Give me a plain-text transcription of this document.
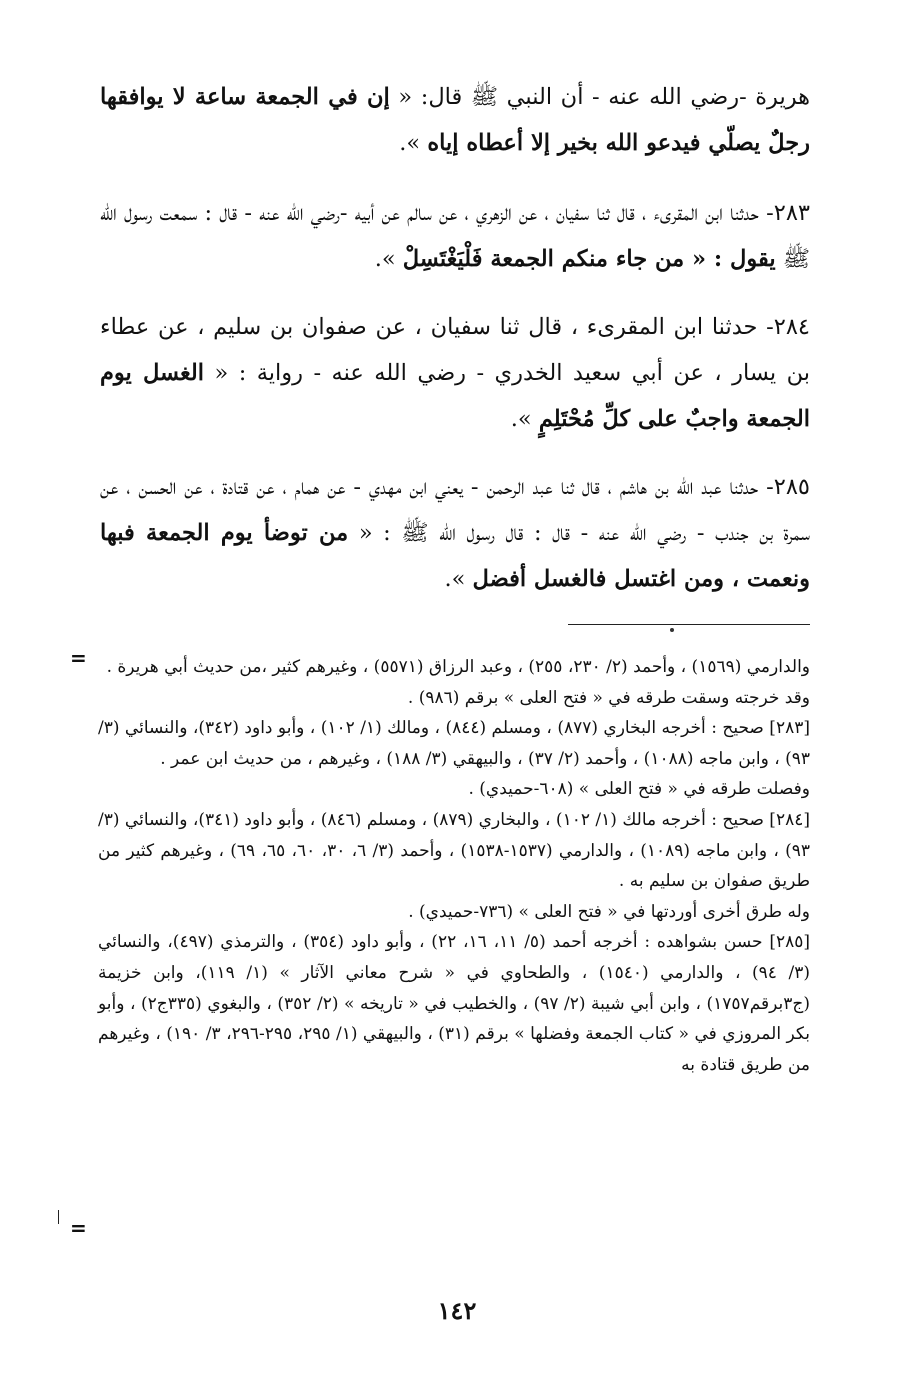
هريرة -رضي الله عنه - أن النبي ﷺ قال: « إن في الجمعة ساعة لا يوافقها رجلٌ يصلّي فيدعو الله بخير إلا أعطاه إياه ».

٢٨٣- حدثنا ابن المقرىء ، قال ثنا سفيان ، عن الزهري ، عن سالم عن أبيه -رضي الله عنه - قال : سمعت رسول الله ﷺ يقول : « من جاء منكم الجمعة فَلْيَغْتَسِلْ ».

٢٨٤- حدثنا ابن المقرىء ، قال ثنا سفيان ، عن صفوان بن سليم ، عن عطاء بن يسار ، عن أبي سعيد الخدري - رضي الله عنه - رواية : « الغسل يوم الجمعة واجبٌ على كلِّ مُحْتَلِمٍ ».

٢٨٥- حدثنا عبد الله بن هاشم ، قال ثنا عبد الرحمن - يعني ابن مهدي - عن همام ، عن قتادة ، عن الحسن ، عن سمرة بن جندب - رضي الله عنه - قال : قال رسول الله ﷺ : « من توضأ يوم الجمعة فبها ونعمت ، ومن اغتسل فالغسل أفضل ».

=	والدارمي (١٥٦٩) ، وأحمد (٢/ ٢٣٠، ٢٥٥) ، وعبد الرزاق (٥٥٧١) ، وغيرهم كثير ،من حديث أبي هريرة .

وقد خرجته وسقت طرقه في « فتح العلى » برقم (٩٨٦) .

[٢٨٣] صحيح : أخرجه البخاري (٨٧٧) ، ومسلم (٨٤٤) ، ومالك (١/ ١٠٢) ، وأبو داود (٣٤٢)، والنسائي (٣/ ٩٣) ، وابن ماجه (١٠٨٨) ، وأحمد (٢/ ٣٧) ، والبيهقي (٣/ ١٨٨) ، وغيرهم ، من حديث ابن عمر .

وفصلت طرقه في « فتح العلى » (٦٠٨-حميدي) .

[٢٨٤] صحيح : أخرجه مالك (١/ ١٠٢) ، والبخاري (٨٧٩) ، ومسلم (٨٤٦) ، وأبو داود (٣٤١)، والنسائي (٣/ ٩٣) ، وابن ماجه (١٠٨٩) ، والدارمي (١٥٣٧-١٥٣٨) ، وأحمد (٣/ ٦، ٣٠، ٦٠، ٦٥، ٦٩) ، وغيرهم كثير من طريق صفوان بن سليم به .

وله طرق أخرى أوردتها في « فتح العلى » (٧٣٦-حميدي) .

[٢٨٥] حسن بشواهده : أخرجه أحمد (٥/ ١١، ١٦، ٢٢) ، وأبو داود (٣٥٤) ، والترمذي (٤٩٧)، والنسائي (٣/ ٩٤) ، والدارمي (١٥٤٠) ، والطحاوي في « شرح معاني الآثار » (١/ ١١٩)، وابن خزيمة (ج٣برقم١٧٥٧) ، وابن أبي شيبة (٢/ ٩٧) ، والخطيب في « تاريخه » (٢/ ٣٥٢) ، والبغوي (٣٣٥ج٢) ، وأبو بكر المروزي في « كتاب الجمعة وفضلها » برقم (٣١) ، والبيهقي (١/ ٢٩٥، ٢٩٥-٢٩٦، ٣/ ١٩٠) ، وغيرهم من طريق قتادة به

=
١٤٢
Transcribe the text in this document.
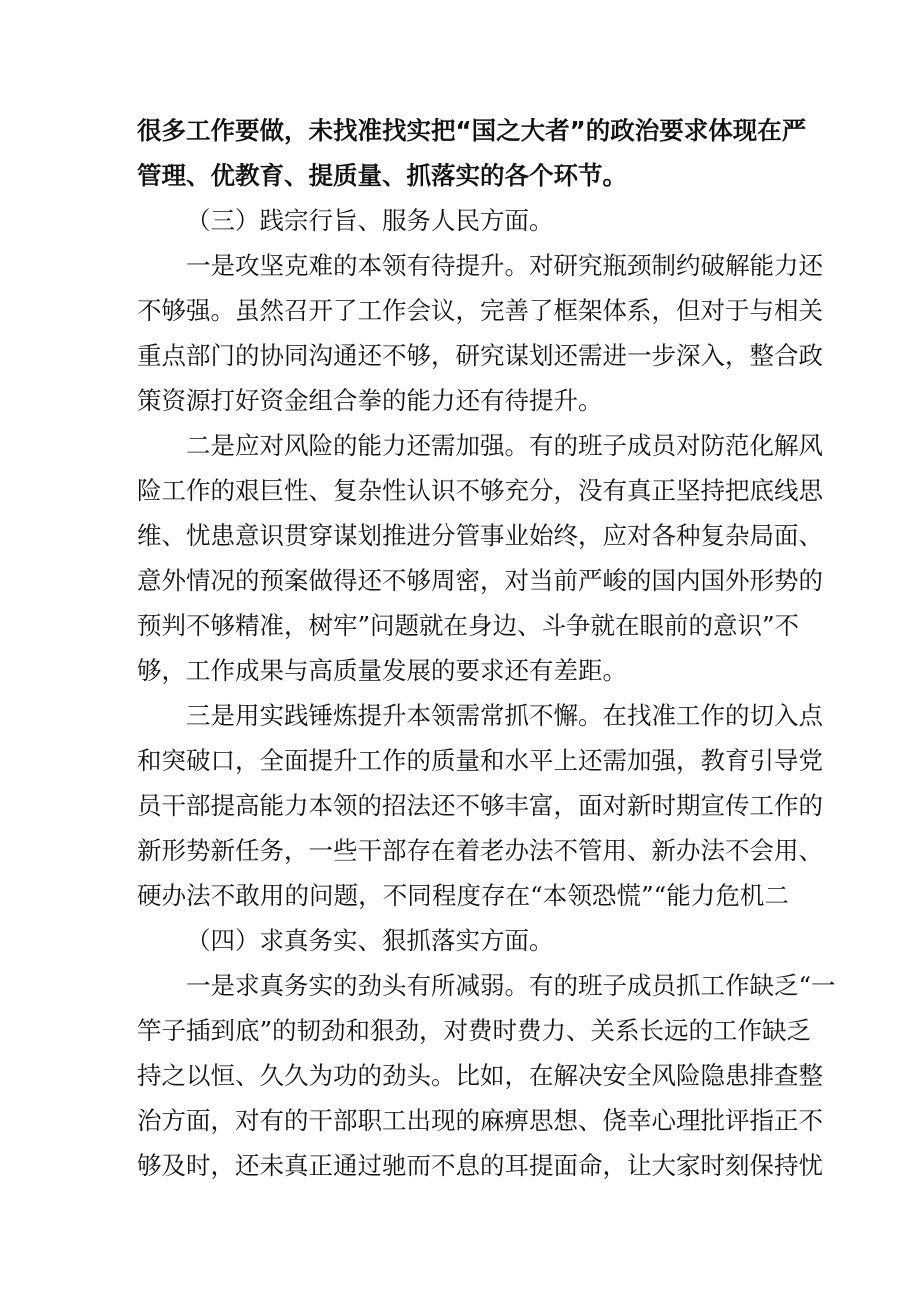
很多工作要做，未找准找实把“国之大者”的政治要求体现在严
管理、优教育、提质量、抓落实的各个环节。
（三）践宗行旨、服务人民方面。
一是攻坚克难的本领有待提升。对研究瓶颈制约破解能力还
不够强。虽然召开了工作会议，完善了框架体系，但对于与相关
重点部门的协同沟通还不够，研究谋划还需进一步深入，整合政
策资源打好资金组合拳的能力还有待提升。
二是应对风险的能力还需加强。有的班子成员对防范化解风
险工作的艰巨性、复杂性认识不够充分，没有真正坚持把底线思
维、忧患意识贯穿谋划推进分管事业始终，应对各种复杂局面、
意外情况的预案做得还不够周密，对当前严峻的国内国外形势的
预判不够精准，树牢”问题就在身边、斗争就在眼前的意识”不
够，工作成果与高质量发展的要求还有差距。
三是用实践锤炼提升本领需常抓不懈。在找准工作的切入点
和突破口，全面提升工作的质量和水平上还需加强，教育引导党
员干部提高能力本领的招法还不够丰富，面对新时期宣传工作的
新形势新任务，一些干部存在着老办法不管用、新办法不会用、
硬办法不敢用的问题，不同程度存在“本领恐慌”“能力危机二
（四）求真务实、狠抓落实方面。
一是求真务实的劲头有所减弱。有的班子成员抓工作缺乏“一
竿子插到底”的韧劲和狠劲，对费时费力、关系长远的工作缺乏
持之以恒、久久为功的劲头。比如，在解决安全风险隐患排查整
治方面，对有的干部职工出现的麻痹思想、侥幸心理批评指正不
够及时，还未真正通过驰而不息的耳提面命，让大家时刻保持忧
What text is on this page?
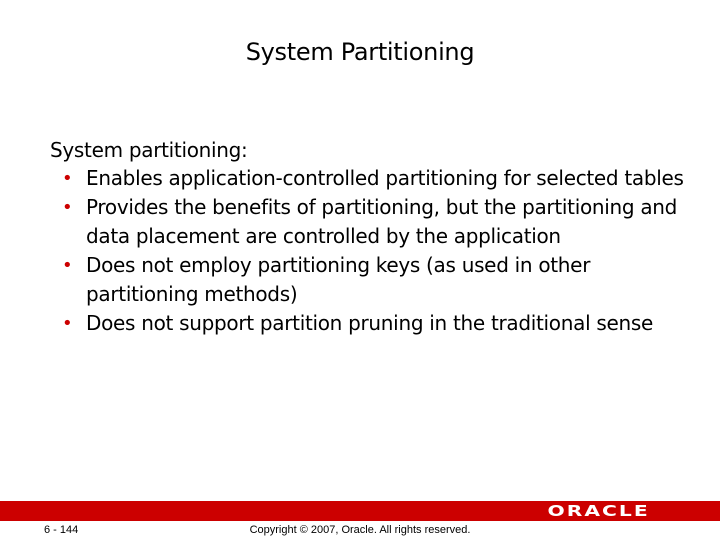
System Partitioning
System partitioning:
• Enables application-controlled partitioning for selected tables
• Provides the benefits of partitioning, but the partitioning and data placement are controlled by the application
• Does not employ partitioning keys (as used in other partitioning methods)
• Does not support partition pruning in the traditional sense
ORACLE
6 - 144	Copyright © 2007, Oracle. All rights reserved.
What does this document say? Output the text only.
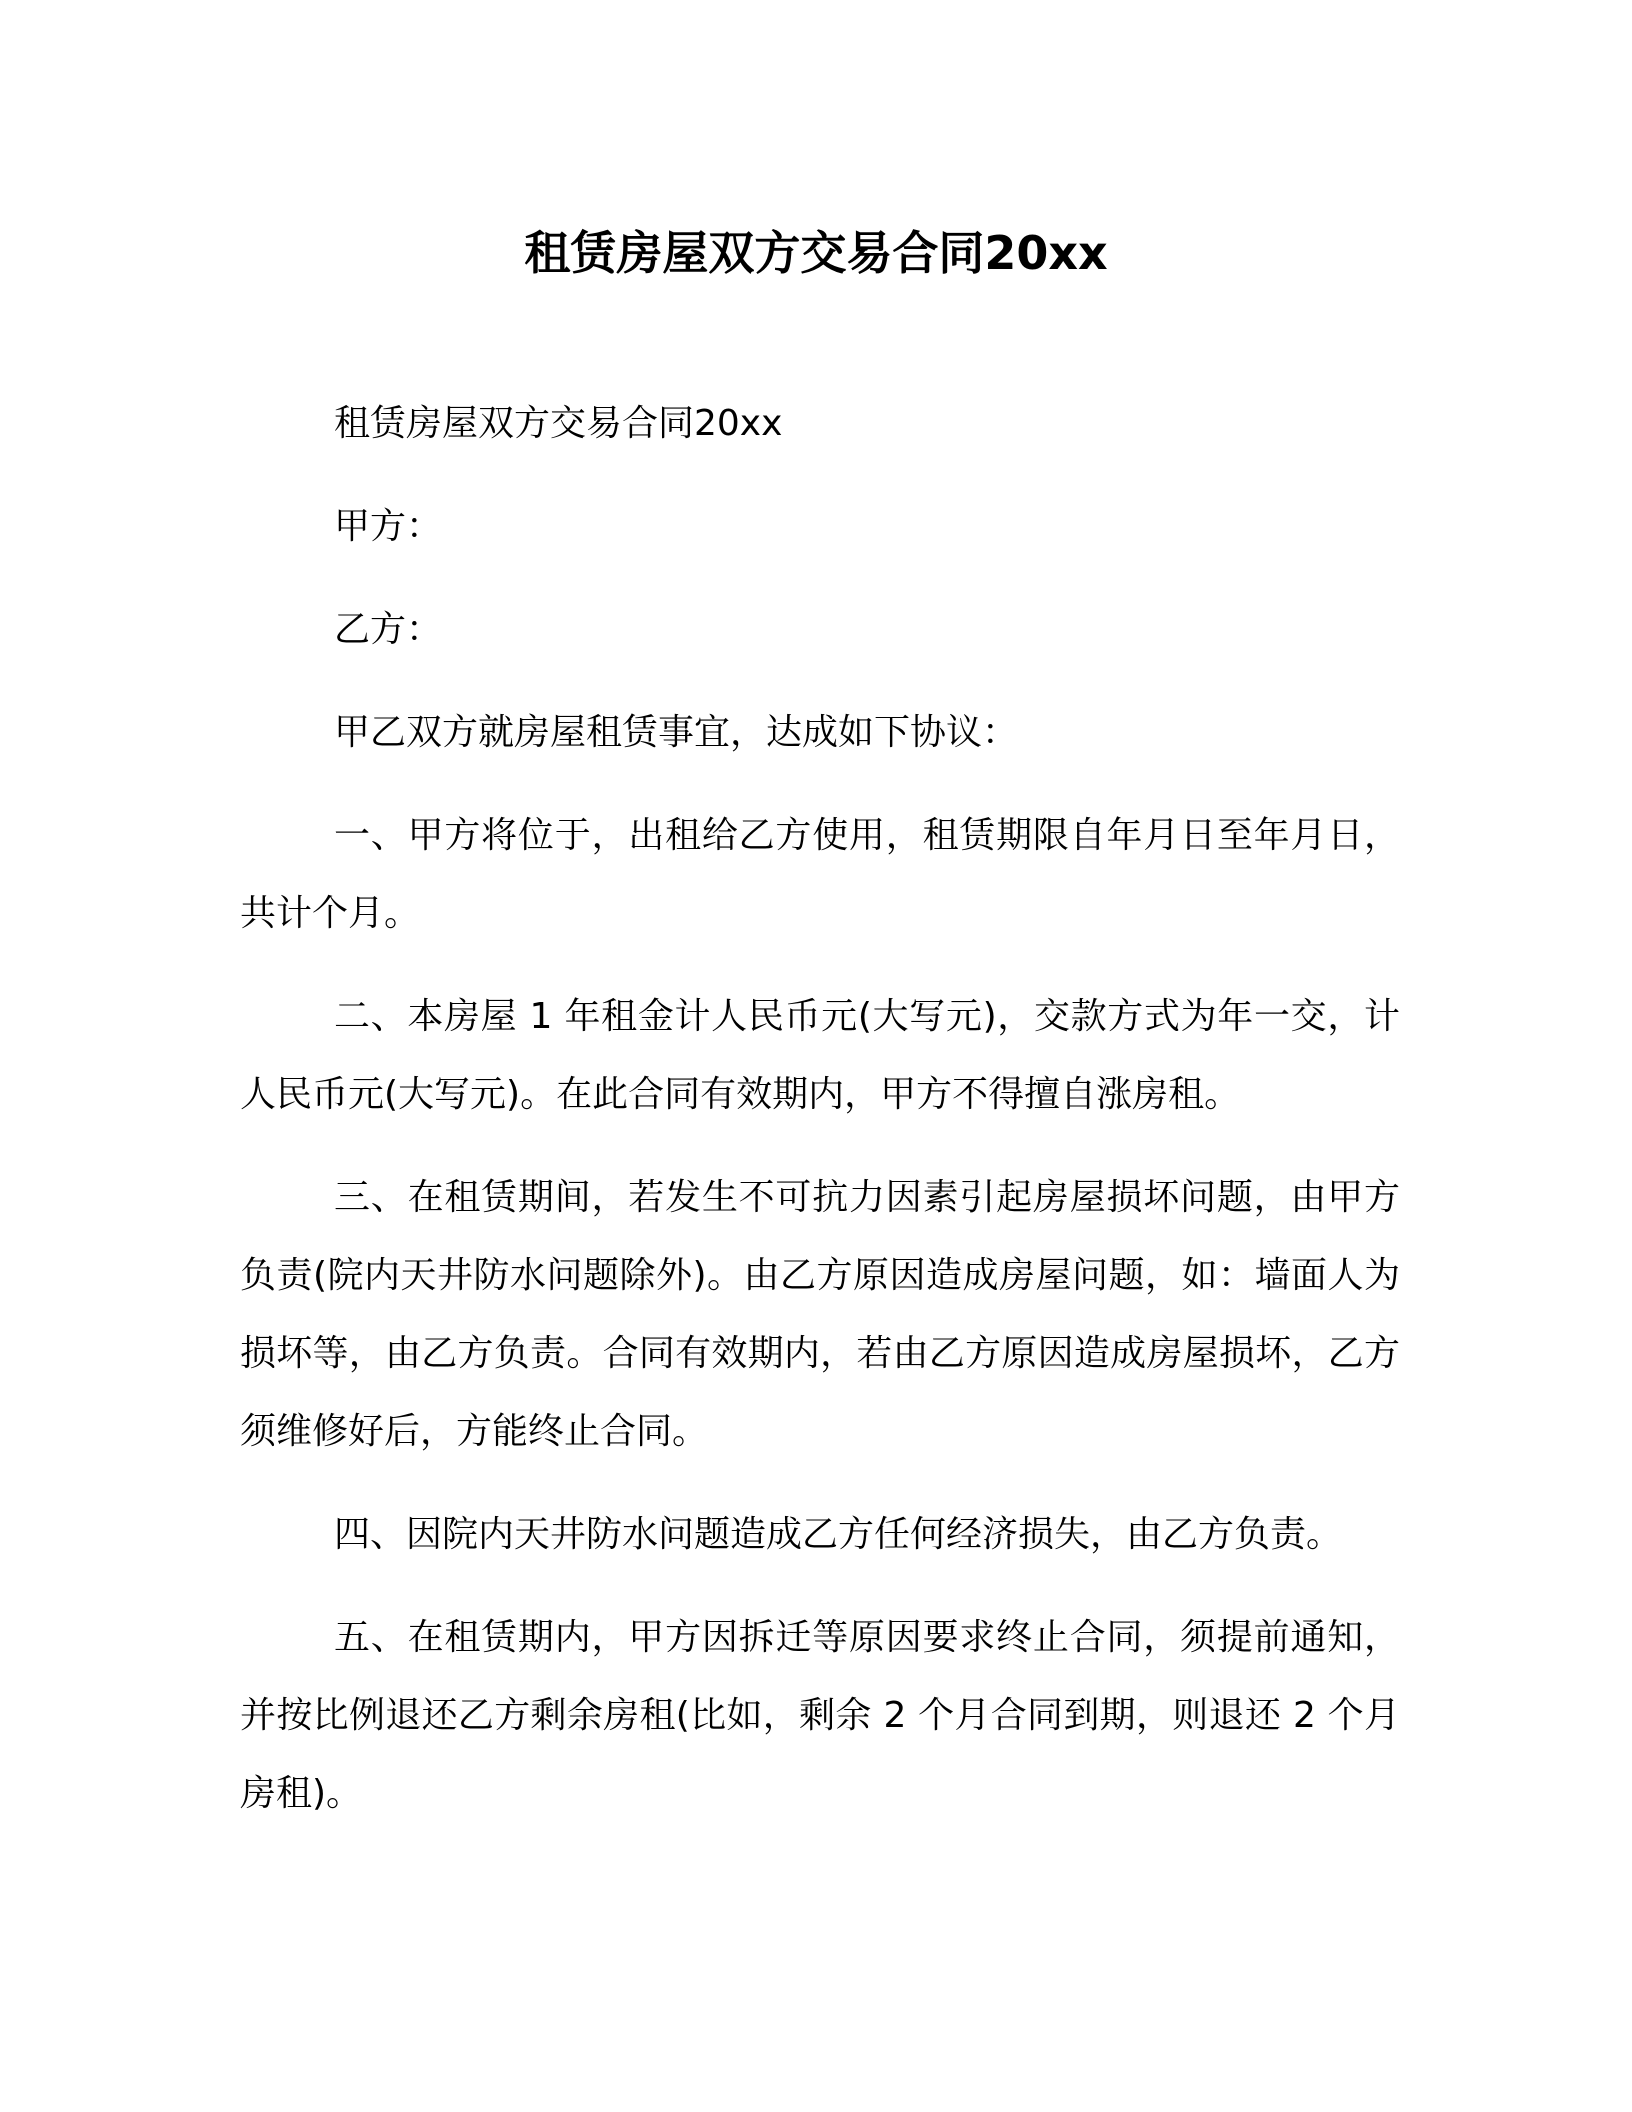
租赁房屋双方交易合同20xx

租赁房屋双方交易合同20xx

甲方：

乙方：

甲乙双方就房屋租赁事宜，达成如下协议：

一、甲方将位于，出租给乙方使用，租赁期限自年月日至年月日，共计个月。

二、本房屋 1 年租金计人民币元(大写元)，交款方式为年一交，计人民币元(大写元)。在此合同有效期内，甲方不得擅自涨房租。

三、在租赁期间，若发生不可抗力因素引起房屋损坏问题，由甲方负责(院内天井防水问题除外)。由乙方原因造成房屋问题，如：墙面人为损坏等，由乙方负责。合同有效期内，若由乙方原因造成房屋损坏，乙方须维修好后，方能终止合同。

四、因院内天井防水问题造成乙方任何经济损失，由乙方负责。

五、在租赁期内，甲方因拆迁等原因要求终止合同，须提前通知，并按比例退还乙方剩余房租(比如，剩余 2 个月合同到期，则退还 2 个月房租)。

**GIVEN PROBLEM:**
Leave out the pictures and copy the rest of the material above exactly.

**SOLUTION FOR THIS TASK:**
Give me a plain-text transcription of this document.
هريرة -رضي الله عنه - أن النبي ﷺ قال: « إن في الجمعة ساعة لا يوافقها رجلٌ يصلّي فيدعو الله بخير إلا أعطاه إياه ».

٢٨٣- حدثنا ابن المقرىء ، قال ثنا سفيان ، عن الزهري ، عن سالم عن أبيه -رضي الله عنه - قال : سمعت رسول الله ﷺ يقول : « من جاء منكم الجمعة فَلْيَغْتَسِلْ ».

٢٨٤- حدثنا ابن المقرىء ، قال ثنا سفيان ، عن صفوان بن سليم ، عن عطاء بن يسار ، عن أبي سعيد الخدري - رضي الله عنه - رواية : « الغسل يوم الجمعة واجبٌ على كلِّ مُحْتَلِمٍ ».

٢٨٥- حدثنا عبد الله بن هاشم ، قال ثنا عبد الرحمن - يعني ابن مهدي - عن همام ، عن قتادة ، عن الحسن ، عن سمرة بن جندب - رضي الله عنه - قال : قال رسول الله ﷺ : « من توضأ يوم الجمعة فبها ونعمت ، ومن اغتسل فالغسل أفضل ».

=	والدارمي (١٥٦٩) ، وأحمد (٢/ ٢٣٠، ٢٥٥) ، وعبد الرزاق (٥٥٧١) ، وغيرهم كثير ،من حديث أبي هريرة .

وقد خرجته وسقت طرقه في « فتح العلى » برقم (٩٨٦) .

[٢٨٣] صحيح : أخرجه البخاري (٨٧٧) ، ومسلم (٨٤٤) ، ومالك (١/ ١٠٢) ، وأبو داود (٣٤٢)، والنسائي (٣/ ٩٣) ، وابن ماجه (١٠٨٨) ، وأحمد (٢/ ٣٧) ، والبيهقي (٣/ ١٨٨) ، وغيرهم ، من حديث ابن عمر .

وفصلت طرقه في « فتح العلى » (٦٠٨-حميدي) .

[٢٨٤] صحيح : أخرجه مالك (١/ ١٠٢) ، والبخاري (٨٧٩) ، ومسلم (٨٤٦) ، وأبو داود (٣٤١)، والنسائي (٣/ ٩٣) ، وابن ماجه (١٠٨٩) ، والدارمي (١٥٣٧-١٥٣٨) ، وأحمد (٣/ ٦، ٣٠، ٦٠، ٦٥، ٦٩) ، وغيرهم كثير من طريق صفوان بن سليم به .

وله طرق أخرى أوردتها في « فتح العلى » (٧٣٦-حميدي) .

[٢٨٥] حسن بشواهده : أخرجه أحمد (٥/ ١١، ١٦، ٢٢) ، وأبو داود (٣٥٤) ، والترمذي (٤٩٧)، والنسائي (٣/ ٩٤) ، والدارمي (١٥٤٠) ، والطحاوي في « شرح معاني الآثار » (١/ ١١٩)، وابن خزيمة (ج٣برقم١٧٥٧) ، وابن أبي شيبة (٢/ ٩٧) ، والخطيب في « تاريخه » (٢/ ٣٥٢) ، والبغوي (٣٣٥ج٢) ، وأبو بكر المروزي في « كتاب الجمعة وفضلها » برقم (٣١) ، والبيهقي (١/ ٢٩٥، ٢٩٥-٢٩٦، ٣/ ١٩٠) ، وغيرهم من طريق قتادة به

=
١٤٢
Transcribe the text in this document.
很多工作要做，未找准找实把“国之大者”的政治要求体现在严
管理、优教育、提质量、抓落实的各个环节。
（三）践宗行旨、服务人民方面。
一是攻坚克难的本领有待提升。对研究瓶颈制约破解能力还
不够强。虽然召开了工作会议，完善了框架体系，但对于与相关
重点部门的协同沟通还不够，研究谋划还需进一步深入，整合政
策资源打好资金组合拳的能力还有待提升。
二是应对风险的能力还需加强。有的班子成员对防范化解风
险工作的艰巨性、复杂性认识不够充分，没有真正坚持把底线思
维、忧患意识贯穿谋划推进分管事业始终，应对各种复杂局面、
意外情况的预案做得还不够周密，对当前严峻的国内国外形势的
预判不够精准，树牢”问题就在身边、斗争就在眼前的意识”不
够，工作成果与高质量发展的要求还有差距。
三是用实践锤炼提升本领需常抓不懈。在找准工作的切入点
和突破口，全面提升工作的质量和水平上还需加强，教育引导党
员干部提高能力本领的招法还不够丰富，面对新时期宣传工作的
新形势新任务，一些干部存在着老办法不管用、新办法不会用、
硬办法不敢用的问题，不同程度存在“本领恐慌”“能力危机二
（四）求真务实、狠抓落实方面。
一是求真务实的劲头有所减弱。有的班子成员抓工作缺乏“一
竿子插到底”的韧劲和狠劲，对费时费力、关系长远的工作缺乏
持之以恒、久久为功的劲头。比如，在解决安全风险隐患排查整
治方面，对有的干部职工出现的麻痹思想、侥幸心理批评指正不
够及时，还未真正通过驰而不息的耳提面命，让大家时刻保持忧
What text is on this page?
System Partitioning
System partitioning:
• Enables application-controlled partitioning for selected tables
• Provides the benefits of partitioning, but the partitioning and data placement are controlled by the application
• Does not employ partitioning keys (as used in other partitioning methods)
• Does not support partition pruning in the traditional sense
ORACLE
6 - 144	Copyright © 2007, Oracle. All rights reserved.
What does this document say? Output the text only.
租赁房屋双方交易合同20xx

租赁房屋双方交易合同20xx

甲方：

乙方：

甲乙双方就房屋租赁事宜，达成如下协议：

一、甲方将位于，出租给乙方使用，租赁期限自年月日至年月日，共计个月。

二、本房屋 1 年租金计人民币元(大写元)，交款方式为年一交，计人民币元(大写元)。在此合同有效期内，甲方不得擅自涨房租。

三、在租赁期间，若发生不可抗力因素引起房屋损坏问题，由甲方负责(院内天井防水问题除外)。由乙方原因造成房屋问题，如：墙面人为损坏等，由乙方负责。合同有效期内，若由乙方原因造成房屋损坏，乙方须维修好后，方能终止合同。

四、因院内天井防水问题造成乙方任何经济损失，由乙方负责。

五、在租赁期内，甲方因拆迁等原因要求终止合同，须提前通知，并按比例退还乙方剩余房租(比如，剩余 2 个月合同到期，则退还 2 个月房租)。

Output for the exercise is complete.